Vorgegebener Text:

________________________

Aus dieser prägenden Zeit nimmt der Ordinarius vielerlei mit. Er habe schon frühzeitig gelernt, dass man im Leben klare Ziele braucht, zu welchen man hingebungsvoll arbeiten sollte. Der Weg zum Ziel könne jedoch sehr vielfältig sein, wobei man selbst äusserst flexibel sein sollte: «Ein starker Wille kann Berge versetzen.» Was aber wohl die prägendste Erkenntnis zu sein scheint, ist die Gründlichkeit – sowohl beim Trainieren, als auch in der Forschung.

________________________

Material:
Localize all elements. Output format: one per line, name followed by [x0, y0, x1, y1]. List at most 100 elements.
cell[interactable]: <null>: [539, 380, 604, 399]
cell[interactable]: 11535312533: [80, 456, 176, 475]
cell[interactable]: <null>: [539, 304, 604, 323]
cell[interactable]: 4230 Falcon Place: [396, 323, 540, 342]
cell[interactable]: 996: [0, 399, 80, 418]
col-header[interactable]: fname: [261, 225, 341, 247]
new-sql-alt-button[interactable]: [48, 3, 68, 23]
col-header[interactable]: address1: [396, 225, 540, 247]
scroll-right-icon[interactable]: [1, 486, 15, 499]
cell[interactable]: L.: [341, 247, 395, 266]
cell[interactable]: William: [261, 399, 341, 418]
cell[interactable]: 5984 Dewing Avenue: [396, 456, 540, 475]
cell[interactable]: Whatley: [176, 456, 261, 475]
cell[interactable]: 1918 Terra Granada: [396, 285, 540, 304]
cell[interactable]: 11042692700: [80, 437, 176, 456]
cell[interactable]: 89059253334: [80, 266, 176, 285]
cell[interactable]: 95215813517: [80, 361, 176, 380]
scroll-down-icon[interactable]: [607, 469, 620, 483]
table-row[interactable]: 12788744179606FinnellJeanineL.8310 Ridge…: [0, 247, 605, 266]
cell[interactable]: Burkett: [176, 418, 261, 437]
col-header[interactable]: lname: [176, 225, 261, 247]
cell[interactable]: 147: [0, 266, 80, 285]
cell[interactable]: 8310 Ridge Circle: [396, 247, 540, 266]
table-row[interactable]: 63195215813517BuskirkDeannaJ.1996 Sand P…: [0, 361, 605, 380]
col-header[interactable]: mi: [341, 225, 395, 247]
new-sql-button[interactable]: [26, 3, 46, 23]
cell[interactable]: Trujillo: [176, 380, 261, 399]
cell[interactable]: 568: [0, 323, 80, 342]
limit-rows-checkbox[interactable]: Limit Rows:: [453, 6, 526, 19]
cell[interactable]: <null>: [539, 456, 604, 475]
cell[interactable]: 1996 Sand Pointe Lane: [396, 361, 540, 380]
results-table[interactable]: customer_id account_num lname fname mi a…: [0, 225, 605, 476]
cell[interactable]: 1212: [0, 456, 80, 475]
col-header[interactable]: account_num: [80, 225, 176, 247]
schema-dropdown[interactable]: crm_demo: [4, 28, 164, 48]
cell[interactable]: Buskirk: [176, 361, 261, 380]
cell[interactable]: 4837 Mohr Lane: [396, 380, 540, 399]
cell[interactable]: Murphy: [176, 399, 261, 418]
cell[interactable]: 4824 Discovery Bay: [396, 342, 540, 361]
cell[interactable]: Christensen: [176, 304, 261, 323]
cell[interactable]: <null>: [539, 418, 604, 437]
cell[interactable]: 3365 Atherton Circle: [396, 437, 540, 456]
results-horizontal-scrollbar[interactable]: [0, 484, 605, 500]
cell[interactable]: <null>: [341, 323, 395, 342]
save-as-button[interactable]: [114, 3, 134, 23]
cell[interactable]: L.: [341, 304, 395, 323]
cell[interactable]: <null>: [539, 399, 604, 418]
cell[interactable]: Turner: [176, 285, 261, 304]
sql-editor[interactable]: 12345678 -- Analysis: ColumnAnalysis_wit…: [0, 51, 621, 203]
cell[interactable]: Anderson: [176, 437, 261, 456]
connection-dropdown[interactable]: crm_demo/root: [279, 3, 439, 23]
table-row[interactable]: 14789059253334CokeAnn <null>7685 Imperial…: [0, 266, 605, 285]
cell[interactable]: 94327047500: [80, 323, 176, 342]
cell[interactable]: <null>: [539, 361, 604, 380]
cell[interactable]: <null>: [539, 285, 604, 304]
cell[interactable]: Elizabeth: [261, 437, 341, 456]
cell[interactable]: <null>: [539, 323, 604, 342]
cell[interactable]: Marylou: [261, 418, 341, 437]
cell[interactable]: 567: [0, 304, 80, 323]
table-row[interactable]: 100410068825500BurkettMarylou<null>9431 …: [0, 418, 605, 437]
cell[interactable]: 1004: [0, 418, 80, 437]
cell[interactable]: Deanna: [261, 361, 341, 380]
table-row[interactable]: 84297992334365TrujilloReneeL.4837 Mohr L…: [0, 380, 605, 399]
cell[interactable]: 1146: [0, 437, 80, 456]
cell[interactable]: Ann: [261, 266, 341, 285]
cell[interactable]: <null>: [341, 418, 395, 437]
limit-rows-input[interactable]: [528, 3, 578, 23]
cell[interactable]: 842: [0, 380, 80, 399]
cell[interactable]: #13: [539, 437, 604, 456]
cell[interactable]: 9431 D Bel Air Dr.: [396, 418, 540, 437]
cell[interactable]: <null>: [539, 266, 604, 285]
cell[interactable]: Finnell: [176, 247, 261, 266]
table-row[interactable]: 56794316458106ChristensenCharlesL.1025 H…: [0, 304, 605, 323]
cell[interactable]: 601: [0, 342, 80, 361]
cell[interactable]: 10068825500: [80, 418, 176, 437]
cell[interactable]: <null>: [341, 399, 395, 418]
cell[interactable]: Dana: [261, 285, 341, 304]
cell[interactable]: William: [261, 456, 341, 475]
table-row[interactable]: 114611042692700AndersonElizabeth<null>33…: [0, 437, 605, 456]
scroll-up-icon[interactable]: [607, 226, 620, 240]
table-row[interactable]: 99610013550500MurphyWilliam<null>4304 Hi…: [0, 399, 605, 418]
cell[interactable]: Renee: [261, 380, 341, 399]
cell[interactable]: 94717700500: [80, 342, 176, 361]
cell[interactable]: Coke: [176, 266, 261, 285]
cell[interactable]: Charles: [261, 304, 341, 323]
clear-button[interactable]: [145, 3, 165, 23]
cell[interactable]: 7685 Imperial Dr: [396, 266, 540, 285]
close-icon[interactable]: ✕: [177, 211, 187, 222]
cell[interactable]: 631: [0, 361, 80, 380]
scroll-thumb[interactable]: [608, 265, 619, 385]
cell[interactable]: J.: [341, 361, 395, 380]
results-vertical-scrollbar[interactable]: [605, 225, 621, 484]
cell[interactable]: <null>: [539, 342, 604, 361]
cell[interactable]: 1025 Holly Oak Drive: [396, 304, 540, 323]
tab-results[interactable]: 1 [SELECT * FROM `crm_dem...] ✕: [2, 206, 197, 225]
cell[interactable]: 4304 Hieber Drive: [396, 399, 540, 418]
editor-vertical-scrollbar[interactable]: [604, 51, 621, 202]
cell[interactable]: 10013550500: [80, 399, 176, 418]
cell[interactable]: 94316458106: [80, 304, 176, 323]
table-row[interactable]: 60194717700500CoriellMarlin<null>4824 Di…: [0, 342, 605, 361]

________________________

Schriftliche Aufgabe: Gib den vorgegebenen Text von „Aus dieser prägenden“ bis einschließlich „in der Forschung.“ wieder und tausche dabei „Ordinarius“ gegen „Professor“ aus.

Lösung:
Aus dieser prägenden Zeit nimmt der Professor vielerlei mit. Er habe schon frühzeitig gelernt, dass man im Leben klare Ziele braucht, zu welchen man hingebungsvoll arbeiten sollte. Der Weg zum Ziel könne jedoch sehr vielfältig sein, wobei man selbst äusserst flexibel sein sollte: «Ein starker Wille kann Berge versetzen.» Was aber wohl die prägendste Erkenntnis zu sein scheint, ist die Gründlichkeit – sowohl beim Trainieren, als auch in der Forschung.